Work to be completed
Exactly reproduce each record listed below.

=== Extracted data ===

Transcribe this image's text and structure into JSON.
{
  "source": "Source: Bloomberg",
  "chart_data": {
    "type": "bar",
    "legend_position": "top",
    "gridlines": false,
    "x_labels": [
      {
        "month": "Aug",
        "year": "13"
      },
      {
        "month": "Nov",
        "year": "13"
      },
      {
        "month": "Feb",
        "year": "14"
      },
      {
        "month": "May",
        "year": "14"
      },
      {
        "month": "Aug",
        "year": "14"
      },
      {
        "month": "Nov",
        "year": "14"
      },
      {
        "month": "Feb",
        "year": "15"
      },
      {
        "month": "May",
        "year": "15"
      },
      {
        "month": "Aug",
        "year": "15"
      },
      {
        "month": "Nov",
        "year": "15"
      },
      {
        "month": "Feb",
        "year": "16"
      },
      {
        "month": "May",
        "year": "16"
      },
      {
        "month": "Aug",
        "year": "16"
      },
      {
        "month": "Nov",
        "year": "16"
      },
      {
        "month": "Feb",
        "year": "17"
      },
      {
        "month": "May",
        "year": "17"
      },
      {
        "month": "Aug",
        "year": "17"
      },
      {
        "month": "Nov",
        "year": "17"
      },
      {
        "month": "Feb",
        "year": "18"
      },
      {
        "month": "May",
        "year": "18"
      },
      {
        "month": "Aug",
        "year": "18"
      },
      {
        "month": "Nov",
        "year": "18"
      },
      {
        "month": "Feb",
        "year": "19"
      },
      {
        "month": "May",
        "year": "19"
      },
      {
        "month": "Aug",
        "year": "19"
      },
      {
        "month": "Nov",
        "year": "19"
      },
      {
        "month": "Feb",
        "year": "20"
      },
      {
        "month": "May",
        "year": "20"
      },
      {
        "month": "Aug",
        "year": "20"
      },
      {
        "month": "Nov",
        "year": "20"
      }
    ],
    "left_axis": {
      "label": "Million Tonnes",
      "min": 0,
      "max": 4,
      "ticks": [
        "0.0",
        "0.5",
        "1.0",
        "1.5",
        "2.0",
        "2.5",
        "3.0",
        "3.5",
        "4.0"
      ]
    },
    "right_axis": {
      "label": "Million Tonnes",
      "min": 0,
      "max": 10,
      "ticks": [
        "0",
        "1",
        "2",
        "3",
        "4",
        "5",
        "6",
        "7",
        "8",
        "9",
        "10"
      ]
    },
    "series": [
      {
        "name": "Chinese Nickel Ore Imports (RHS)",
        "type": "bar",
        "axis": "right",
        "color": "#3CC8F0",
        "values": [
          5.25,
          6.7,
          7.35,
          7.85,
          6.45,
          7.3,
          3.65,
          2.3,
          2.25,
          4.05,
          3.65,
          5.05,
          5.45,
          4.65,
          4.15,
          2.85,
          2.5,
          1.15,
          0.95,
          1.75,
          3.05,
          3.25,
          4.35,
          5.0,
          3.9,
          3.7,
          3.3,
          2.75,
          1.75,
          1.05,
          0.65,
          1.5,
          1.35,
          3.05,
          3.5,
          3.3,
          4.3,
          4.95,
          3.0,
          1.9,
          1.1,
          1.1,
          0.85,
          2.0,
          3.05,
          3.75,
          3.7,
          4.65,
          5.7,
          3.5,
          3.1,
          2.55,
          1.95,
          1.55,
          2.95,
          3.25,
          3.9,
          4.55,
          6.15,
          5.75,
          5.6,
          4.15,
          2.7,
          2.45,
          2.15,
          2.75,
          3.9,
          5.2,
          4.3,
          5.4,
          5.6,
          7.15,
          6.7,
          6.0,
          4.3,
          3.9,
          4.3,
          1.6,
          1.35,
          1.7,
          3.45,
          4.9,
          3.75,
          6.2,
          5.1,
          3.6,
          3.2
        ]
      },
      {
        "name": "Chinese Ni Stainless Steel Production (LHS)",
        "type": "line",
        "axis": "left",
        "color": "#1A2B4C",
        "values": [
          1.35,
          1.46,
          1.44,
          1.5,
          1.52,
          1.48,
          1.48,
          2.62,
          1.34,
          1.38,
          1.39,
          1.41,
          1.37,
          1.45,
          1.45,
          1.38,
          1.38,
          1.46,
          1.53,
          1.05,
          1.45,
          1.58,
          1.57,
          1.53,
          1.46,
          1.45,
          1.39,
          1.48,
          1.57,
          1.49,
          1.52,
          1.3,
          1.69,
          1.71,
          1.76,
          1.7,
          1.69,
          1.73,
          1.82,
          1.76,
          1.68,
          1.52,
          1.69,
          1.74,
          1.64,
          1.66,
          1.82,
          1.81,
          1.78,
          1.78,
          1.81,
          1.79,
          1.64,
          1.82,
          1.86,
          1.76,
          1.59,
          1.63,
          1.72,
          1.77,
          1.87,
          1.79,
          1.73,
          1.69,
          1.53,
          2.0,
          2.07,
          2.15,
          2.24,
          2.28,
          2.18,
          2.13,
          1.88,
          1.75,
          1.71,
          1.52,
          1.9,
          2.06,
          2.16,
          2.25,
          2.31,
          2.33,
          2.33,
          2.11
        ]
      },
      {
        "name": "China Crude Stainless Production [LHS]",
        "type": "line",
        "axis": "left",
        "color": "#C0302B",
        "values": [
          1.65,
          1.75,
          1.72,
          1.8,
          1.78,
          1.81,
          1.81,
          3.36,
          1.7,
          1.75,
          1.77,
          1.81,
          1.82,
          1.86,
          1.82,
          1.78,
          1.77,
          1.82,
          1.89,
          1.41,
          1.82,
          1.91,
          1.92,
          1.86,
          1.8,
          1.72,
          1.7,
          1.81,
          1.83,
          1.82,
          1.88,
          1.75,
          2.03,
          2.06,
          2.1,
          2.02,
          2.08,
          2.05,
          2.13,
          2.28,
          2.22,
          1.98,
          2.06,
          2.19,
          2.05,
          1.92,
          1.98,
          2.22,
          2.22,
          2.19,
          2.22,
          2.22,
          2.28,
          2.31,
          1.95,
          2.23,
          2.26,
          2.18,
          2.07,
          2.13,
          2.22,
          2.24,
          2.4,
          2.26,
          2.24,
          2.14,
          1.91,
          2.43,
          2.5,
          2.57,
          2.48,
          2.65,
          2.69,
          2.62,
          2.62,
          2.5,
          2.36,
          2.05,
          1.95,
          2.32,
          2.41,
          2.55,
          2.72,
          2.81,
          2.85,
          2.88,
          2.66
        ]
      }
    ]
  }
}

===

Output for this task
Transcribe this image's text and structure into JSON.
{
  "source": "Source: Bloomberg",
  "chart_data": {
    "type": "bar",
    "legend_position": "top",
    "gridlines": false,
    "x_labels": [
      {
        "month": "Aug",
        "year": "13"
      },
      {
        "month": "Nov",
        "year": "13"
      },
      {
        "month": "Feb",
        "year": "14"
      },
      {
        "month": "May",
        "year": "14"
      },
      {
        "month": "Aug",
        "year": "14"
      },
      {
        "month": "Nov",
        "year": "14"
      },
      {
        "month": "Feb",
        "year": "15"
      },
      {
        "month": "May",
        "year": "15"
      },
      {
        "month": "Aug",
        "year": "15"
      },
      {
        "month": "Nov",
        "year": "15"
      },
      {
        "month": "Feb",
        "year": "16"
      },
      {
        "month": "May",
        "year": "16"
      },
      {
        "month": "Aug",
        "year": "16"
      },
      {
        "month": "Nov",
        "year": "16"
      },
      {
        "month": "Feb",
        "year": "17"
      },
      {
        "month": "May",
        "year": "17"
      },
      {
        "month": "Aug",
        "year": "17"
      },
      {
        "month": "Nov",
        "year": "17"
      },
      {
        "month": "Feb",
        "year": "18"
      },
      {
        "month": "May",
        "year": "18"
      },
      {
        "month": "Aug",
        "year": "18"
      },
      {
        "month": "Nov",
        "year": "18"
      },
      {
        "month": "Feb",
        "year": "19"
      },
      {
        "month": "May",
        "year": "19"
      },
      {
        "month": "Aug",
        "year": "19"
      },
      {
        "month": "Nov",
        "year": "19"
      },
      {
        "month": "Feb",
        "year": "20"
      },
      {
        "month": "May",
        "year": "20"
      },
      {
        "month": "Aug",
        "year": "20"
      },
      {
        "month": "Nov",
        "year": "20"
      }
    ],
    "left_axis": {
      "label": "Million Tonnes",
      "min": 0,
      "max": 4,
      "ticks": [
        "0.0",
        "0.5",
        "1.0",
        "1.5",
        "2.0",
        "2.5",
        "3.0",
        "3.5",
        "4.0"
      ]
    },
    "right_axis": {
      "label": "Million Tonnes",
      "min": 0,
      "max": 10,
      "ticks": [
        "0",
        "1",
        "2",
        "3",
        "4",
        "5",
        "6",
        "7",
        "8",
        "9",
        "10"
      ]
    },
    "series": [
      {
        "name": "Chinese Nickel Ore Imports (RHS)",
        "type": "bar",
        "axis": "right",
        "color": "#3CC8F0",
        "values": [
          5.25,
          6.7,
          7.35,
          7.85,
          6.45,
          7.3,
          3.65,
          2.3,
          2.25,
          4.05,
          3.65,
          5.05,
          5.45,
          4.65,
          4.15,
          2.85,
          2.5,
          1.15,
          0.95,
          1.75,
          3.05,
          3.25,
          4.35,
          5.0,
          3.9,
          3.7,
          3.3,
          2.75,
          1.75,
          1.05,
          0.65,
          1.5,
          1.35,
          3.05,
          3.5,
          3.3,
          4.3,
          4.95,
          3.0,
          1.9,
          1.1,
          1.1,
          0.85,
          2.0,
          3.05,
          3.75,
          3.7,
          4.65,
          5.7,
          3.5,
          3.1,
          2.55,
          1.95,
          1.55,
          2.95,
          3.25,
          3.9,
          4.55,
          6.15,
          5.75,
          5.6,
          4.15,
          2.7,
          2.45,
          2.15,
          2.75,
          3.9,
          5.2,
          4.3,
          5.4,
          5.6,
          7.15,
          6.7,
          6.0,
          4.3,
          3.9,
          4.3,
          1.6,
          1.35,
          1.7,
          3.45,
          4.9,
          3.75,
          6.2,
          5.1,
          3.6,
          3.2
        ]
      },
      {
        "name": "Chinese Ni Stainless Steel Production (LHS)",
        "type": "line",
        "axis": "left",
        "color": "#1A2B4C",
        "values": [
          1.35,
          1.46,
          1.44,
          1.5,
          1.52,
          1.48,
          1.48,
          2.62,
          1.34,
          1.38,
          1.39,
          1.41,
          1.37,
          1.45,
          1.45,
          1.38,
          1.38,
          1.46,
          1.53,
          1.05,
          1.45,
          1.58,
          1.57,
          1.53,
          1.46,
          1.45,
          1.39,
          1.48,
          1.57,
          1.49,
          1.52,
          1.3,
          1.69,
          1.71,
          1.76,
          1.7,
          1.69,
          1.73,
          1.82,
          1.76,
          1.68,
          1.52,
          1.69,
          1.74,
          1.64,
          1.66,
          1.82,
          1.81,
          1.78,
          1.78,
          1.81,
          1.79,
          1.64,
          1.82,
          1.86,
          1.76,
          1.59,
          1.63,
          1.72,
          1.77,
          1.87,
          1.79,
          1.73,
          1.69,
          1.53,
          2.0,
          2.07,
          2.15,
          2.24,
          2.28,
          2.18,
          2.13,
          1.88,
          1.75,
          1.71,
          1.52,
          1.9,
          2.06,
          2.16,
          2.25,
          2.31,
          2.33,
          2.33,
          2.11
        ]
      },
      {
        "name": "China Crude Stainless Production [LHS]",
        "type": "line",
        "axis": "left",
        "color": "#C0302B",
        "values": [
          1.65,
          1.75,
          1.72,
          1.8,
          1.78,
          1.81,
          1.81,
          3.36,
          1.7,
          1.75,
          1.77,
          1.81,
          1.82,
          1.86,
          1.82,
          1.78,
          1.77,
          1.82,
          1.89,
          1.41,
          1.82,
          1.91,
          1.92,
          1.86,
          1.8,
          1.72,
          1.7,
          1.81,
          1.83,
          1.82,
          1.88,
          1.75,
          2.03,
          2.06,
          2.1,
          2.02,
          2.08,
          2.05,
          2.13,
          2.28,
          2.22,
          1.98,
          2.06,
          2.19,
          2.05,
          1.92,
          1.98,
          2.22,
          2.22,
          2.19,
          2.22,
          2.22,
          2.28,
          2.31,
          1.95,
          2.23,
          2.26,
          2.18,
          2.07,
          2.13,
          2.22,
          2.24,
          2.4,
          2.26,
          2.24,
          2.14,
          1.91,
          2.43,
          2.5,
          2.57,
          2.48,
          2.65,
          2.69,
          2.62,
          2.62,
          2.5,
          2.36,
          2.05,
          1.95,
          2.32,
          2.41,
          2.55,
          2.72,
          2.81,
          2.85,
          2.88,
          2.66
        ]
      }
    ]
  }
}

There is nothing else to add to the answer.